• [GOAL]: State how many lines of the entries hold the string "设计意图". Reply with the number alone.

### DATA PROVIDED ###

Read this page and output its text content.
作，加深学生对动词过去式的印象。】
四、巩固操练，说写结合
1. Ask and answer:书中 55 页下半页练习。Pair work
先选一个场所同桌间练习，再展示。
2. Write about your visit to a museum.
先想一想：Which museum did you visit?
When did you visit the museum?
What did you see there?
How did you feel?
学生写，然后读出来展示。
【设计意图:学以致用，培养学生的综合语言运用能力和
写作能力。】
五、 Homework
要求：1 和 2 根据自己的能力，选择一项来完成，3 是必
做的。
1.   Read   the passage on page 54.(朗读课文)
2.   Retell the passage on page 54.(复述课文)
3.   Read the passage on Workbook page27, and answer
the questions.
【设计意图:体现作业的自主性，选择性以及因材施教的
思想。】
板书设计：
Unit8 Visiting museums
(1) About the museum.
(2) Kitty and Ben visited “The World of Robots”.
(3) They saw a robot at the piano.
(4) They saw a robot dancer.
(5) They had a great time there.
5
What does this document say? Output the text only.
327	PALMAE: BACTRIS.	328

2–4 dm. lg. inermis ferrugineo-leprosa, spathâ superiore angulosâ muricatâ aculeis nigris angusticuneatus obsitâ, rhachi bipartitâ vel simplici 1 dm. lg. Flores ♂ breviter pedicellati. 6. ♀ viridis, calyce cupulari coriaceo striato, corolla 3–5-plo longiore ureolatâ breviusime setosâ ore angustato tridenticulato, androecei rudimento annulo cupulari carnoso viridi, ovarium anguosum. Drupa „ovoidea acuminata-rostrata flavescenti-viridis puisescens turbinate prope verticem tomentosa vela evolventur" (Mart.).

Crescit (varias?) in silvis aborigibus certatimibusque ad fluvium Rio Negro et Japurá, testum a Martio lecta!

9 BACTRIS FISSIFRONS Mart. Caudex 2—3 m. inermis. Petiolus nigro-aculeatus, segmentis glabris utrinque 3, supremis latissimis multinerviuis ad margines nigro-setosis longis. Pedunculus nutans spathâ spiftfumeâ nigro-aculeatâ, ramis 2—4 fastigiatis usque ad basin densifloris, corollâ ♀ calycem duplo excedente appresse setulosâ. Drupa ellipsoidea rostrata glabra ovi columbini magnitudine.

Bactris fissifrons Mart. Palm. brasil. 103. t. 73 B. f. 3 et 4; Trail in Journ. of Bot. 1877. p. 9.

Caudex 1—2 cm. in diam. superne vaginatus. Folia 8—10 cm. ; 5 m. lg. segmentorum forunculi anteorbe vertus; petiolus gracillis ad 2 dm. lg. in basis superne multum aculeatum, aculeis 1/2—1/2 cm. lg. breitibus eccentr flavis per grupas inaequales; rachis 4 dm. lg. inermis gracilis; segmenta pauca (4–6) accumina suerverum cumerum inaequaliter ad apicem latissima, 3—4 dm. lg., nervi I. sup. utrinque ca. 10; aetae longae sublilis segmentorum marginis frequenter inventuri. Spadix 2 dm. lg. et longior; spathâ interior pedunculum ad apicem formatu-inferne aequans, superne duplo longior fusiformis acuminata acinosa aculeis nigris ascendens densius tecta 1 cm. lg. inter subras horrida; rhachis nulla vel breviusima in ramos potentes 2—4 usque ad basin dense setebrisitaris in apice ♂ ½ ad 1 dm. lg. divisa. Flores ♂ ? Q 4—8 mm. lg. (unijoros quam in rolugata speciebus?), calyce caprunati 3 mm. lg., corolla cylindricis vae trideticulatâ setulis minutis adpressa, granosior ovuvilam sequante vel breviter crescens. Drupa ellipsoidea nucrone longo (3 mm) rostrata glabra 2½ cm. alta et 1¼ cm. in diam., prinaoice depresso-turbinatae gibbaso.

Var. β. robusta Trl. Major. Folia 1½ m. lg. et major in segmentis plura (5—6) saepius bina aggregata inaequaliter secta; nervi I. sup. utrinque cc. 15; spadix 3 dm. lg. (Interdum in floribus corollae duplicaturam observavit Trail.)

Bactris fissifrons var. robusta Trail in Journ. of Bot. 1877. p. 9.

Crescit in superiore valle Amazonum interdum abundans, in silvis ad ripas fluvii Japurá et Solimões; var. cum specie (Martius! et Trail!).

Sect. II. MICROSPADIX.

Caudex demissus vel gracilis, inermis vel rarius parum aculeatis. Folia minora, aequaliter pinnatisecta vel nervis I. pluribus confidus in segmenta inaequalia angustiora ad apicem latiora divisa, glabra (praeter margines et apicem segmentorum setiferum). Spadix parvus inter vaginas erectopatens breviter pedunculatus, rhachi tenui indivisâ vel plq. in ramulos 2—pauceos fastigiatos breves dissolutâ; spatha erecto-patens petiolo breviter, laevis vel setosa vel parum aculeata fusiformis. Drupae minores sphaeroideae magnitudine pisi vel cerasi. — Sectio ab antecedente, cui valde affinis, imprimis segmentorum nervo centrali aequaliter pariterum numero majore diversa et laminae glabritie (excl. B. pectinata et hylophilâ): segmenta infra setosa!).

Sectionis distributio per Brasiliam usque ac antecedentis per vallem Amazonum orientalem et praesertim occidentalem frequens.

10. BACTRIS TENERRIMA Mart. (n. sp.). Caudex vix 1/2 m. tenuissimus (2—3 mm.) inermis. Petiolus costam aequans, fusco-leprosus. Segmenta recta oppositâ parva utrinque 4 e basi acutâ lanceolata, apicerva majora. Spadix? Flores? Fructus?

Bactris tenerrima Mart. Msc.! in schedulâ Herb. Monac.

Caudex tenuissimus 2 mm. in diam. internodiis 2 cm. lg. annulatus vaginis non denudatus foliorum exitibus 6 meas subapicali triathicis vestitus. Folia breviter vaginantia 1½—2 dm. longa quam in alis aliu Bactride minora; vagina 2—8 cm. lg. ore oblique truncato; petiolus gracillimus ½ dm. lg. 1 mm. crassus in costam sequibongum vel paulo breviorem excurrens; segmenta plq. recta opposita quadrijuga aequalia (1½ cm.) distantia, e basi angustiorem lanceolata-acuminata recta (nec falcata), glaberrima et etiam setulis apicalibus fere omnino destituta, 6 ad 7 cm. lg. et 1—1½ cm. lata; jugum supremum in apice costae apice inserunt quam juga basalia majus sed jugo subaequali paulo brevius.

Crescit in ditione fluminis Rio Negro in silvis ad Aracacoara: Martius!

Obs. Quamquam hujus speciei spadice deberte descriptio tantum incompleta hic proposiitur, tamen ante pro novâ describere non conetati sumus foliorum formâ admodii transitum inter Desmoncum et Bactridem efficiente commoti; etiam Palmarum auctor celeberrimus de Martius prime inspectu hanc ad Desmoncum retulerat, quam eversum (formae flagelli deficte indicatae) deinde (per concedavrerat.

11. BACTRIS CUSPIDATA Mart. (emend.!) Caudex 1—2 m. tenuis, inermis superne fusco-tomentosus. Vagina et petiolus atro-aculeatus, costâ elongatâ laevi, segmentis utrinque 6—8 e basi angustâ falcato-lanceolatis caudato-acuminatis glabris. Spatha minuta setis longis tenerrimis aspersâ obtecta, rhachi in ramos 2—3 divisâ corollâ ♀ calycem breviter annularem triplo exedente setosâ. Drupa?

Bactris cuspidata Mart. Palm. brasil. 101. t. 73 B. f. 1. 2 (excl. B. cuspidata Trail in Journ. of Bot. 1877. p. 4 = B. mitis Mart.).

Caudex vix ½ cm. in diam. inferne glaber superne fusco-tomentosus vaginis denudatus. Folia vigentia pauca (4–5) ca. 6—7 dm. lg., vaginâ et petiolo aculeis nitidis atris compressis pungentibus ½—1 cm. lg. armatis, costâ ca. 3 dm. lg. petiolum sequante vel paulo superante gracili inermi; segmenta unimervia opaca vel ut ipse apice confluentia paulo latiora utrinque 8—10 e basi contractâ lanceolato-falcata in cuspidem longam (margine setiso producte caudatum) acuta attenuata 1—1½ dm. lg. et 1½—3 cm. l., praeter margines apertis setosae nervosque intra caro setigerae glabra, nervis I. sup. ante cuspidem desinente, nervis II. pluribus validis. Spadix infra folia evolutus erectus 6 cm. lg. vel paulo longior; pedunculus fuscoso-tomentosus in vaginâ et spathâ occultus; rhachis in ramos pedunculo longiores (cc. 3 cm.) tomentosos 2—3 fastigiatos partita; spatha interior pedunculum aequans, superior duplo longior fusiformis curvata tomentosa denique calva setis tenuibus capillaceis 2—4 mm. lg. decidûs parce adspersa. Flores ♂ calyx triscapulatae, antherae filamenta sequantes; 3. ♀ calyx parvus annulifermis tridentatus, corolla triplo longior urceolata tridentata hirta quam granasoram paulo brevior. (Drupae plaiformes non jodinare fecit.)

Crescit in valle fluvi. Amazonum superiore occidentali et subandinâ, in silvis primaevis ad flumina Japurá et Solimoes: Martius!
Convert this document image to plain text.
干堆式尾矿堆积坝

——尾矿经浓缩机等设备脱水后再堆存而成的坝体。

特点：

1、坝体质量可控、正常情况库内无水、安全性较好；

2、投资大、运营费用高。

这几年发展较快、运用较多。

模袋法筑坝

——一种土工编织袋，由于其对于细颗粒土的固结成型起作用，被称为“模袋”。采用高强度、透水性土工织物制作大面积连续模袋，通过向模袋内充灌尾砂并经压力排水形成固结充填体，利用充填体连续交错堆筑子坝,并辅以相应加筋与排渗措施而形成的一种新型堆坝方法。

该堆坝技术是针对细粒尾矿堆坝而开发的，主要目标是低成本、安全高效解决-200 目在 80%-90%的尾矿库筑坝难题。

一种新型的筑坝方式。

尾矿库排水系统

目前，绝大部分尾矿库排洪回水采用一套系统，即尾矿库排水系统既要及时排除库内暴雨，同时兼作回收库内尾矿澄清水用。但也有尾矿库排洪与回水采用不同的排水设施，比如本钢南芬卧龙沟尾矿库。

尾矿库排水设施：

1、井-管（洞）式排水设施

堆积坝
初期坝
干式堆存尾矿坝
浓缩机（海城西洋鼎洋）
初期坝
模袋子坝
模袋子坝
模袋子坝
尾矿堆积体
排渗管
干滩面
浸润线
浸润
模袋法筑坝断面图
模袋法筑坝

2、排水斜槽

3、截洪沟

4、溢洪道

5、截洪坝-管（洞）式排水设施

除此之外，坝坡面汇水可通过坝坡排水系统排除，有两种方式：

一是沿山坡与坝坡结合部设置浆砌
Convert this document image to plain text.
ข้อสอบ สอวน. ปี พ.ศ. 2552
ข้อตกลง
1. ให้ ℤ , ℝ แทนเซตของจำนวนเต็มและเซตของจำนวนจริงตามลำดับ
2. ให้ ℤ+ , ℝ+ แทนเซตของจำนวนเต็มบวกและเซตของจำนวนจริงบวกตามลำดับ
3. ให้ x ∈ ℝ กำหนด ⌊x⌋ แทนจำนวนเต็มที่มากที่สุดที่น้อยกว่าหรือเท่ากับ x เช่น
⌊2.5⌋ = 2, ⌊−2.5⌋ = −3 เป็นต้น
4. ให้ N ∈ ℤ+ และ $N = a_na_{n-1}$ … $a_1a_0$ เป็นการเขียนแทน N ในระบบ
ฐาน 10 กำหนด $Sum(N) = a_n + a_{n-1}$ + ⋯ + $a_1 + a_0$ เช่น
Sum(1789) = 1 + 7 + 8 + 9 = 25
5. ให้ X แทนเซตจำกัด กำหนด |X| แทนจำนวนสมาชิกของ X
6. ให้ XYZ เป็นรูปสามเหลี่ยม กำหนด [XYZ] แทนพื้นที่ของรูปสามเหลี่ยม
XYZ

###

• [ANSWER BELOW]: 2